- _Objective_
Report, as a bare number, how many lines hold "title".

--- Working data ---

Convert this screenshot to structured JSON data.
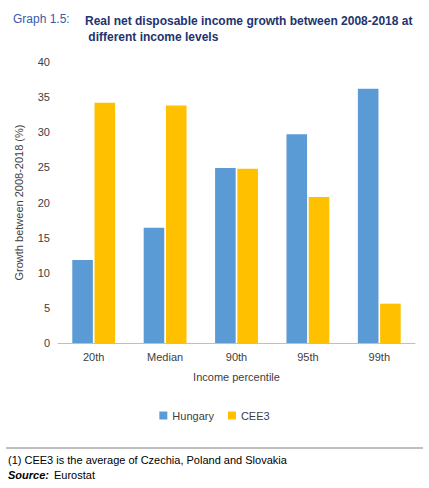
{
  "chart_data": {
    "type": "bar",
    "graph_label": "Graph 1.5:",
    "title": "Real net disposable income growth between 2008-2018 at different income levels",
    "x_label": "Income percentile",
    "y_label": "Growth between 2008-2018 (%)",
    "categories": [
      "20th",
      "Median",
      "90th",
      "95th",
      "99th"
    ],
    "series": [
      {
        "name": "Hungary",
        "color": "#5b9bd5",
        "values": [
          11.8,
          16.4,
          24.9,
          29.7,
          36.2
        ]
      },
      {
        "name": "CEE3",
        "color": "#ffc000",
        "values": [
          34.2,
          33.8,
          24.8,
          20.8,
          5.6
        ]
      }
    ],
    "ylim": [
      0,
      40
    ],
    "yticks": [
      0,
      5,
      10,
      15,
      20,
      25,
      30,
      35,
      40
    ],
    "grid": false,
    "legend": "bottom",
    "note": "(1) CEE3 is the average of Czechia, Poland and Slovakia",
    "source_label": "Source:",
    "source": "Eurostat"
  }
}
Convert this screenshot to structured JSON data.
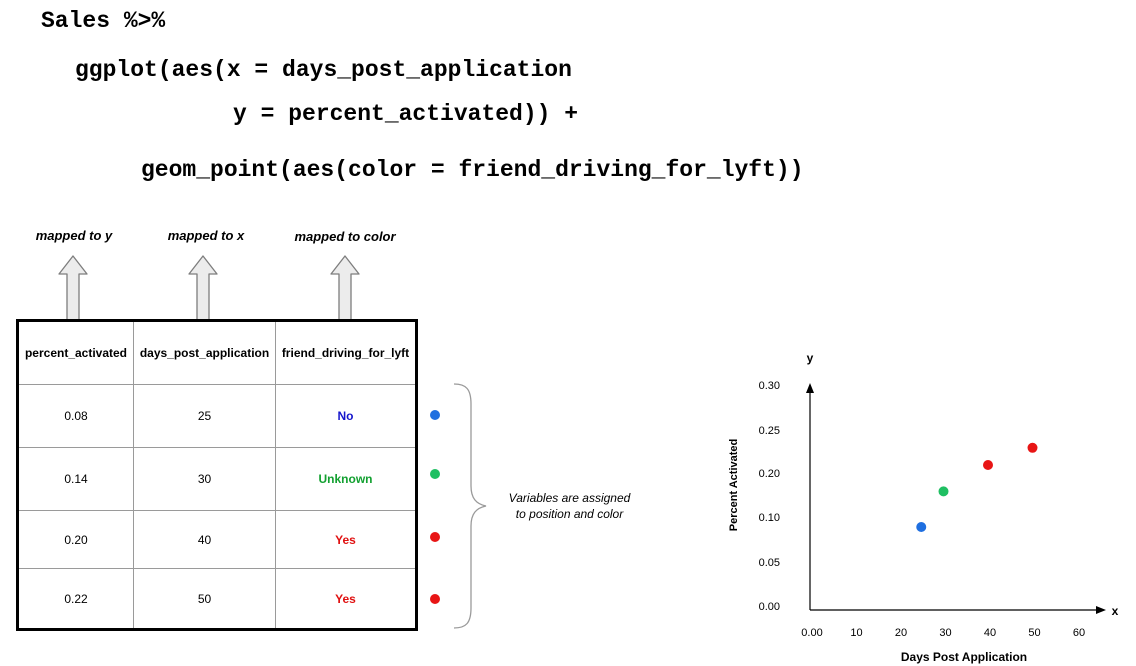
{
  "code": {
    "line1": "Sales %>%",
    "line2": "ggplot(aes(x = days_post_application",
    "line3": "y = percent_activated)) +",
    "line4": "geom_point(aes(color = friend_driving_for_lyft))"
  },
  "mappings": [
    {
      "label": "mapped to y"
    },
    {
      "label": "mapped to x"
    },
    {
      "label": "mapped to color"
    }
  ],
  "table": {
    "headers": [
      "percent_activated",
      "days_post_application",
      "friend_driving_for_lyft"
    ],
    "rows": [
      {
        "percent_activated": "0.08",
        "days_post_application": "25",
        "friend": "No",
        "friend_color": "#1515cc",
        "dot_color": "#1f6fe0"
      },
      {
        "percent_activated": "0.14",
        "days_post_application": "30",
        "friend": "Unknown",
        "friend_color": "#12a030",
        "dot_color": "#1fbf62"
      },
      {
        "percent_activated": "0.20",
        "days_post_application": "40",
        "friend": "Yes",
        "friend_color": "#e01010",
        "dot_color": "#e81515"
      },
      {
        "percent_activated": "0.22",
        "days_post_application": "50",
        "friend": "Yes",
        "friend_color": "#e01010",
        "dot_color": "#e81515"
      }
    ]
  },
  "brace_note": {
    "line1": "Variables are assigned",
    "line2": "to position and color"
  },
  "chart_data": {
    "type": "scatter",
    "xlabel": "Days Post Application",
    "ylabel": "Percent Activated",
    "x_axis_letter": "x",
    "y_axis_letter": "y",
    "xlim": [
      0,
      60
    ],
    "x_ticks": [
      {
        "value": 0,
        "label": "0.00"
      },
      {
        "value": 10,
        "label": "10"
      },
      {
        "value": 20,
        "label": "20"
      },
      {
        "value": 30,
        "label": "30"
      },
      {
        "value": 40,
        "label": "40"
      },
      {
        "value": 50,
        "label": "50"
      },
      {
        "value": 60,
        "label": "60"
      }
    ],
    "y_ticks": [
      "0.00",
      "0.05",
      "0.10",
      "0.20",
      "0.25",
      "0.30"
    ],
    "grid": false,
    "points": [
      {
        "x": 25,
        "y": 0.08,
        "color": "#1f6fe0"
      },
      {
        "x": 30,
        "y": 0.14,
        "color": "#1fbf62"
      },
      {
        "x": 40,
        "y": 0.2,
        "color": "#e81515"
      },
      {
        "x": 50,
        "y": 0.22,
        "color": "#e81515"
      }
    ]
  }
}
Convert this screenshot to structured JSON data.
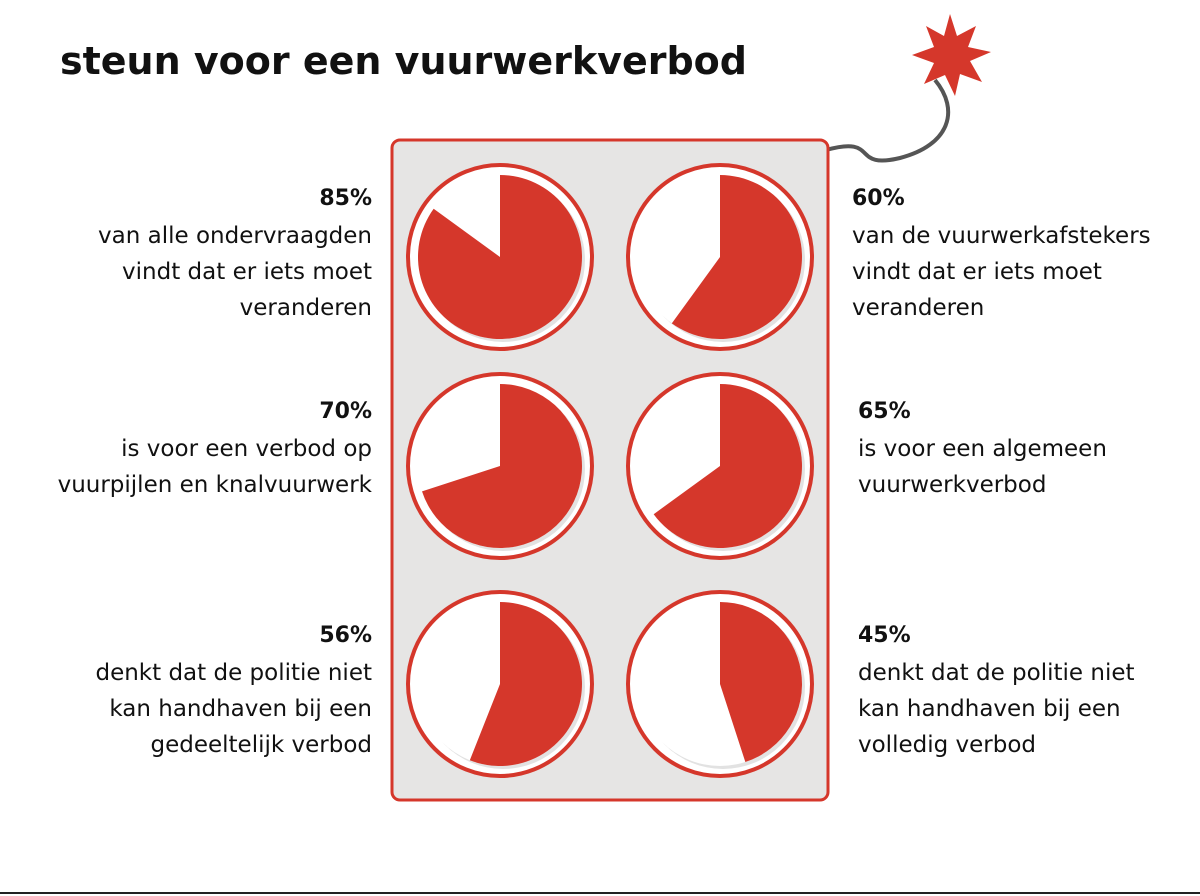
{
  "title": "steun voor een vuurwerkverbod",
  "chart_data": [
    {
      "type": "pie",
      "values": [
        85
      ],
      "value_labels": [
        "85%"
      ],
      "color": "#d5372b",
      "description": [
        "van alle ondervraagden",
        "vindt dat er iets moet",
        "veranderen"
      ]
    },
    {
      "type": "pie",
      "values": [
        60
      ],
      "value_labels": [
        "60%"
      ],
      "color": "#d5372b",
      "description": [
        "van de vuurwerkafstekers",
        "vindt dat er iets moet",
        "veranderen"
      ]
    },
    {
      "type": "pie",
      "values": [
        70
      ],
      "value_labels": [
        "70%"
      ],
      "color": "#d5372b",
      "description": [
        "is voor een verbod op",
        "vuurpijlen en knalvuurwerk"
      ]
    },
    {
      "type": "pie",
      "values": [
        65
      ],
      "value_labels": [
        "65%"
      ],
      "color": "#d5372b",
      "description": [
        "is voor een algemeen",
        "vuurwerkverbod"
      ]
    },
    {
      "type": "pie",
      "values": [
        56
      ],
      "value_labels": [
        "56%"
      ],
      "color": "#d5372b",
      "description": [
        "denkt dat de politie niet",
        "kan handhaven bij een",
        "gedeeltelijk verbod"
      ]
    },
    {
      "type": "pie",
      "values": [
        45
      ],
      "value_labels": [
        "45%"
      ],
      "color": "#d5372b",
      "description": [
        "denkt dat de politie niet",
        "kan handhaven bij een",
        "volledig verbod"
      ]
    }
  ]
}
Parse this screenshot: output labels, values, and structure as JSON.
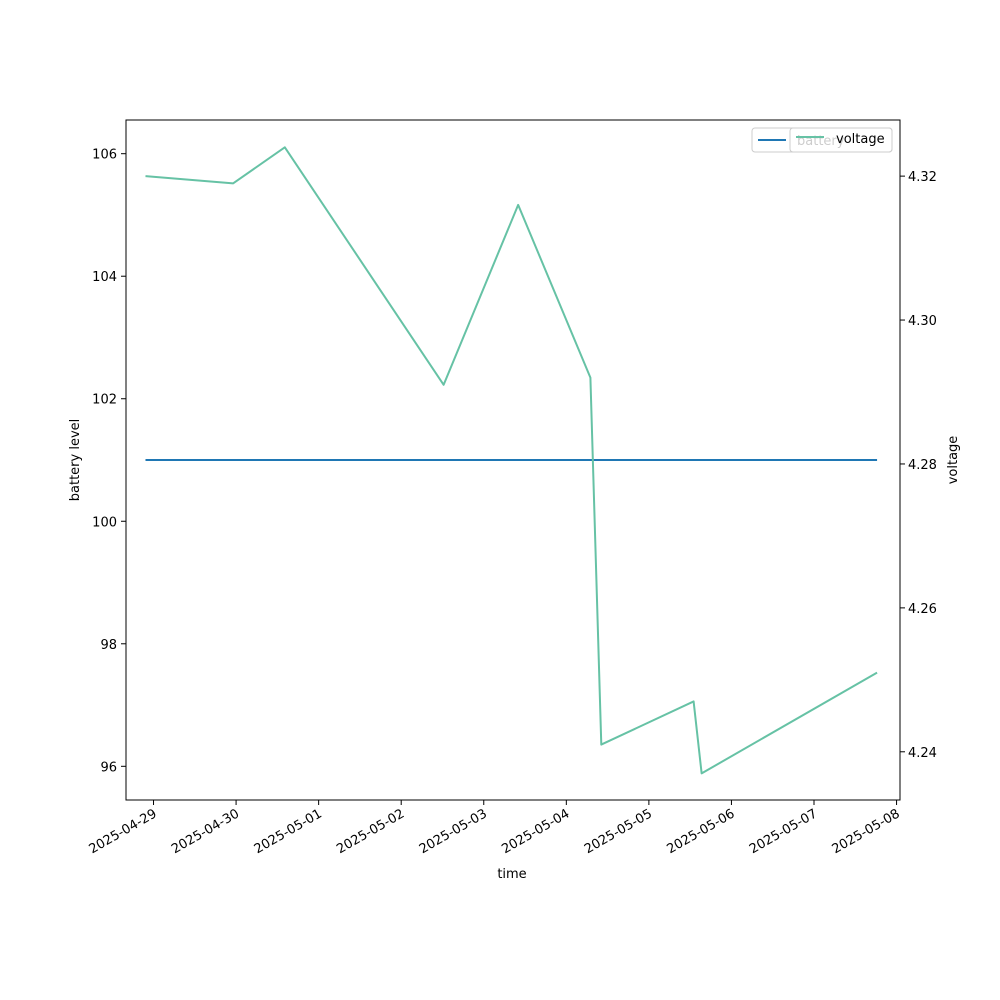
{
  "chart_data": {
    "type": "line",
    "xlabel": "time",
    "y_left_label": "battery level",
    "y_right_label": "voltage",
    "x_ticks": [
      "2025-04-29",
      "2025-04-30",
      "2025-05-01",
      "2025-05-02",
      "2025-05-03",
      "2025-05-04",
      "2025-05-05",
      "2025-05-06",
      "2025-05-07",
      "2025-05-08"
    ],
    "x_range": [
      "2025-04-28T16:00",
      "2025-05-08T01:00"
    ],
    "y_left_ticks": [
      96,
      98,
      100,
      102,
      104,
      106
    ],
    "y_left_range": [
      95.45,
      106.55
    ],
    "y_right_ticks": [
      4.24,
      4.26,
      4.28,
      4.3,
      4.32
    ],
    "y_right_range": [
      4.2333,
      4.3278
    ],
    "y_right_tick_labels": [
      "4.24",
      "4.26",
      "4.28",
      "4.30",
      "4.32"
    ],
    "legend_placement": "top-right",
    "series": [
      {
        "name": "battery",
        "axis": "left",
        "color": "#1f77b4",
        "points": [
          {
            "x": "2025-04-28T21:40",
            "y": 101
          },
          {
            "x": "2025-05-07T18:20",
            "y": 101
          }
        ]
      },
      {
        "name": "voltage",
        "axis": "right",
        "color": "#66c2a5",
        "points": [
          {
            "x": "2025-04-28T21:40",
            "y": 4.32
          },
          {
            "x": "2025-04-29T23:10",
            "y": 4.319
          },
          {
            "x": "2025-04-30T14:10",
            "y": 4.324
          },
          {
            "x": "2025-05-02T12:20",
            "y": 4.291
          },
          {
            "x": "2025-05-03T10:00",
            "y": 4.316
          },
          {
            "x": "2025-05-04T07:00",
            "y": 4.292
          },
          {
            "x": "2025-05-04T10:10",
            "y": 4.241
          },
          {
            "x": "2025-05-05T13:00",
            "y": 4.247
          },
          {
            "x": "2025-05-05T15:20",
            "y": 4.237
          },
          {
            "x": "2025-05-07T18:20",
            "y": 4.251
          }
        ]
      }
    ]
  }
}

---

- _Solution for this exercise_
2